Restituisci tutte le righe seguenti così come compaiono, senza modificarne alcuna.

□ □ □

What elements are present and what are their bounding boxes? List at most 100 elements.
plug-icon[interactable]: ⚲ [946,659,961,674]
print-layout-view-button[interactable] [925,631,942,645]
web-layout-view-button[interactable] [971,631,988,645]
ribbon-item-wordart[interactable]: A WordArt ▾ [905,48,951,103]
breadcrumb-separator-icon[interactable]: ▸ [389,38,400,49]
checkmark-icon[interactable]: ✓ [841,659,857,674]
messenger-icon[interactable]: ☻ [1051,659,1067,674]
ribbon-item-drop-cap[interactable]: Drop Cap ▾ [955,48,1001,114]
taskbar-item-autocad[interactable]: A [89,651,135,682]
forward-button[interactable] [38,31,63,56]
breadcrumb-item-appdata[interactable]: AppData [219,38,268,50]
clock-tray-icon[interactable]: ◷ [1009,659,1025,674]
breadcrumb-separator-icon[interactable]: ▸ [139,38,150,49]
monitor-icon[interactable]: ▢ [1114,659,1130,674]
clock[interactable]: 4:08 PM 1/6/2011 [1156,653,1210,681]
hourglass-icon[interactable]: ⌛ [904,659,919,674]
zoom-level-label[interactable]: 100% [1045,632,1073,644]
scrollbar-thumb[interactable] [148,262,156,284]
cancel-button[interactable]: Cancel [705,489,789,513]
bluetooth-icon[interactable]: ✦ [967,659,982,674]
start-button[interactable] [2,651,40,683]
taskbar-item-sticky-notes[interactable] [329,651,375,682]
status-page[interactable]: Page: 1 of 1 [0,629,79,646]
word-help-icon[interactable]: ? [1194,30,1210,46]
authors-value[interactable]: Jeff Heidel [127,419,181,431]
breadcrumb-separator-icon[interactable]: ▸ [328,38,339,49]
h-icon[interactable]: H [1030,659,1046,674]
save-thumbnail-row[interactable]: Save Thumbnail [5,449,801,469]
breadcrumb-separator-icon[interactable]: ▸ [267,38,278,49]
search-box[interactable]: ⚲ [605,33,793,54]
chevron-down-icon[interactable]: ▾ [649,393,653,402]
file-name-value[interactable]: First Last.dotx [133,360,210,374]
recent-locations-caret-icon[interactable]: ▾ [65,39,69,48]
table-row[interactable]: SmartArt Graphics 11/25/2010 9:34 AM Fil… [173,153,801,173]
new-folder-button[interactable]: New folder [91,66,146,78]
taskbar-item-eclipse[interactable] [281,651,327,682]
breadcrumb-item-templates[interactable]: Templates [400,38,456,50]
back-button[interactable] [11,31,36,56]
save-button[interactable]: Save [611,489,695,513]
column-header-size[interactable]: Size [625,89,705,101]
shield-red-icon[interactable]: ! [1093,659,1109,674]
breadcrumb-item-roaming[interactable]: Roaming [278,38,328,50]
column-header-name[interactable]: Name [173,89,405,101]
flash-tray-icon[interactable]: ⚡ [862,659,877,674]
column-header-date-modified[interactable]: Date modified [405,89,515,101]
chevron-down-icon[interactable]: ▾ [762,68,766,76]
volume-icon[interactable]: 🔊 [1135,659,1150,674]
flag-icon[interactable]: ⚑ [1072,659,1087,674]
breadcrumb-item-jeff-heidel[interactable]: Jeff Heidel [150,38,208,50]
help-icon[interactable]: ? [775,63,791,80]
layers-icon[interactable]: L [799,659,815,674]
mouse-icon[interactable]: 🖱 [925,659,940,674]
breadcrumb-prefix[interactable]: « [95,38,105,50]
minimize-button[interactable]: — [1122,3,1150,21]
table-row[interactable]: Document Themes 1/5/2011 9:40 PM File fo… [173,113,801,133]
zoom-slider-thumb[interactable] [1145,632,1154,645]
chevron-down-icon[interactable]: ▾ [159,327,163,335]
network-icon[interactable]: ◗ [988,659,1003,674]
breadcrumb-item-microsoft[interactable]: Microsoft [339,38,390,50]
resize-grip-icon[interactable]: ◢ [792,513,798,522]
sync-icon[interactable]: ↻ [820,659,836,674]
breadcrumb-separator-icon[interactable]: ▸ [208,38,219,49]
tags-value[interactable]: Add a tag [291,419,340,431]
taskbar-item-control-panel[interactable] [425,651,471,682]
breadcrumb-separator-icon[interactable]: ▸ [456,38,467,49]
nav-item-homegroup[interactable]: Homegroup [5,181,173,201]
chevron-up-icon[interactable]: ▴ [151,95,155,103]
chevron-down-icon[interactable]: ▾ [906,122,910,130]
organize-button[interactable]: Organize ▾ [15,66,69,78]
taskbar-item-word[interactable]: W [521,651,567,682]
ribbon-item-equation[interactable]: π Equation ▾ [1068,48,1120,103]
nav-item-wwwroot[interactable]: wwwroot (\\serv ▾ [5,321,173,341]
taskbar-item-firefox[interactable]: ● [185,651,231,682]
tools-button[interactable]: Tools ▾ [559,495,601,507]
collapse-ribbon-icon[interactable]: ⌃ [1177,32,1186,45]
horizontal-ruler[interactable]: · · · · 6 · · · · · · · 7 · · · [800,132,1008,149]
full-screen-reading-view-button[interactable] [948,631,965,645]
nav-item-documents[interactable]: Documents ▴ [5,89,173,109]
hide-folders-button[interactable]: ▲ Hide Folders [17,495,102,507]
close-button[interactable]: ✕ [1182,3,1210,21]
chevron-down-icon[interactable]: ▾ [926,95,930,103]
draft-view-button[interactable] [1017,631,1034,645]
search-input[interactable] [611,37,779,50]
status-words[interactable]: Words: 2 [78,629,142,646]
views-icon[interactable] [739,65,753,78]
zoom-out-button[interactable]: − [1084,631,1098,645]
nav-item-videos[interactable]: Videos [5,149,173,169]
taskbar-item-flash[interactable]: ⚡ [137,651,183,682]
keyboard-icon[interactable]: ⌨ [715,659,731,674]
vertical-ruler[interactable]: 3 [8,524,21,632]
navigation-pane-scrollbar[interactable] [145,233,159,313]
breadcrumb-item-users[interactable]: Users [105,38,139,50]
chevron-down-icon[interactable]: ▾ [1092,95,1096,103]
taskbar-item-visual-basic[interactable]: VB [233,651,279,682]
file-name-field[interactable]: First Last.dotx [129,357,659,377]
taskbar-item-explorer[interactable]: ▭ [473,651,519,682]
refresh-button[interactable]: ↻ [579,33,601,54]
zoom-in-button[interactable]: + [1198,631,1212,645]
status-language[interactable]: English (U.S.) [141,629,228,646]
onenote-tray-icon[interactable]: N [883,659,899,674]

□ □ □

Risultato atteso:
What elements are present and what are their bounding boxes? List at most 100 elements.
plug-icon[interactable]: ⚲ [946,659,961,674]
print-layout-view-button[interactable] [925,631,942,645]
web-layout-view-button[interactable] [971,631,988,645]
ribbon-item-wordart[interactable]: A WordArt ▾ [905,48,951,103]
breadcrumb-separator-icon[interactable]: ▸ [389,38,400,49]
checkmark-icon[interactable]: ✓ [841,659,857,674]
messenger-icon[interactable]: ☻ [1051,659,1067,674]
ribbon-item-drop-cap[interactable]: Drop Cap ▾ [955,48,1001,114]
taskbar-item-autocad[interactable]: A [89,651,135,682]
forward-button[interactable] [38,31,63,56]
breadcrumb-item-appdata[interactable]: AppData [219,38,268,50]
clock-tray-icon[interactable]: ◷ [1009,659,1025,674]
breadcrumb-separator-icon[interactable]: ▸ [139,38,150,49]
monitor-icon[interactable]: ▢ [1114,659,1130,674]
clock[interactable]: 4:08 PM 1/6/2011 [1156,653,1210,681]
hourglass-icon[interactable]: ⌛ [904,659,919,674]
zoom-level-label[interactable]: 100% [1045,632,1073,644]
scrollbar-thumb[interactable] [148,262,156,284]
cancel-button[interactable]: Cancel [705,489,789,513]
bluetooth-icon[interactable]: ✦ [967,659,982,674]
start-button[interactable] [2,651,40,683]
taskbar-item-sticky-notes[interactable] [329,651,375,682]
status-page[interactable]: Page: 1 of 1 [0,629,79,646]
word-help-icon[interactable]: ? [1194,30,1210,46]
authors-value[interactable]: Jeff Heidel [127,419,181,431]
breadcrumb-separator-icon[interactable]: ▸ [328,38,339,49]
h-icon[interactable]: H [1030,659,1046,674]
save-thumbnail-row[interactable]: Save Thumbnail [5,449,801,469]
breadcrumb-separator-icon[interactable]: ▸ [267,38,278,49]
search-box[interactable]: ⚲ [605,33,793,54]
chevron-down-icon[interactable]: ▾ [649,393,653,402]
file-name-value[interactable]: First Last.dotx [133,360,210,374]
recent-locations-caret-icon[interactable]: ▾ [65,39,69,48]
table-row[interactable]: SmartArt Graphics 11/25/2010 9:34 AM Fil… [173,153,801,173]
new-folder-button[interactable]: New folder [91,66,146,78]
taskbar-item-eclipse[interactable] [281,651,327,682]
breadcrumb-item-templates[interactable]: Templates [400,38,456,50]
back-button[interactable] [11,31,36,56]
save-button[interactable]: Save [611,489,695,513]
column-header-size[interactable]: Size [625,89,705,101]
shield-red-icon[interactable]: ! [1093,659,1109,674]
breadcrumb-item-roaming[interactable]: Roaming [278,38,328,50]
column-header-name[interactable]: Name [173,89,405,101]
flash-tray-icon[interactable]: ⚡ [862,659,877,674]
column-header-date-modified[interactable]: Date modified [405,89,515,101]
chevron-down-icon[interactable]: ▾ [762,68,766,76]
volume-icon[interactable]: 🔊 [1135,659,1150,674]
flag-icon[interactable]: ⚑ [1072,659,1087,674]
breadcrumb-item-jeff-heidel[interactable]: Jeff Heidel [150,38,208,50]
help-icon[interactable]: ? [775,63,791,80]
layers-icon[interactable]: L [799,659,815,674]
mouse-icon[interactable]: 🖱 [925,659,940,674]
breadcrumb-prefix[interactable]: « [95,38,105,50]
minimize-button[interactable]: — [1122,3,1150,21]
table-row[interactable]: Document Themes 1/5/2011 9:40 PM File fo… [173,113,801,133]
zoom-slider-thumb[interactable] [1145,632,1154,645]
chevron-down-icon[interactable]: ▾ [159,327,163,335]
network-icon[interactable]: ◗ [988,659,1003,674]
breadcrumb-item-microsoft[interactable]: Microsoft [339,38,390,50]
resize-grip-icon[interactable]: ◢ [792,513,798,522]
sync-icon[interactable]: ↻ [820,659,836,674]
breadcrumb-separator-icon[interactable]: ▸ [208,38,219,49]
tags-value[interactable]: Add a tag [291,419,340,431]
taskbar-item-control-panel[interactable] [425,651,471,682]
breadcrumb-separator-icon[interactable]: ▸ [456,38,467,49]
nav-item-homegroup[interactable]: Homegroup [5,181,173,201]
chevron-up-icon[interactable]: ▴ [151,95,155,103]
chevron-down-icon[interactable]: ▾ [906,122,910,130]
organize-button[interactable]: Organize ▾ [15,66,69,78]
taskbar-item-word[interactable]: W [521,651,567,682]
ribbon-item-equation[interactable]: π Equation ▾ [1068,48,1120,103]
nav-item-wwwroot[interactable]: wwwroot (\\serv ▾ [5,321,173,341]
taskbar-item-firefox[interactable]: ● [185,651,231,682]
tools-button[interactable]: Tools ▾ [559,495,601,507]
collapse-ribbon-icon[interactable]: ⌃ [1177,32,1186,45]
horizontal-ruler[interactable]: · · · · 6 · · · · · · · 7 · · · [800,132,1008,149]
full-screen-reading-view-button[interactable] [948,631,965,645]
nav-item-documents[interactable]: Documents ▴ [5,89,173,109]
hide-folders-button[interactable]: ▲ Hide Folders [17,495,102,507]
close-button[interactable]: ✕ [1182,3,1210,21]
chevron-down-icon[interactable]: ▾ [926,95,930,103]
draft-view-button[interactable] [1017,631,1034,645]
search-input[interactable] [611,37,779,50]
status-words[interactable]: Words: 2 [78,629,142,646]
views-icon[interactable] [739,65,753,78]
zoom-out-button[interactable]: − [1084,631,1098,645]
nav-item-videos[interactable]: Videos [5,149,173,169]
taskbar-item-flash[interactable]: ⚡ [137,651,183,682]
keyboard-icon[interactable]: ⌨ [715,659,731,674]
vertical-ruler[interactable]: 3 [8,524,21,632]
navigation-pane-scrollbar[interactable] [145,233,159,313]
breadcrumb-item-users[interactable]: Users [105,38,139,50]
chevron-down-icon[interactable]: ▾ [1092,95,1096,103]
taskbar-item-visual-basic[interactable]: VB [233,651,279,682]
file-name-field[interactable]: First Last.dotx [129,357,659,377]
taskbar-item-explorer[interactable]: ▭ [473,651,519,682]
refresh-button[interactable]: ↻ [579,33,601,54]
zoom-in-button[interactable]: + [1198,631,1212,645]
status-language[interactable]: English (U.S.) [141,629,228,646]
onenote-tray-icon[interactable]: N [883,659,899,674]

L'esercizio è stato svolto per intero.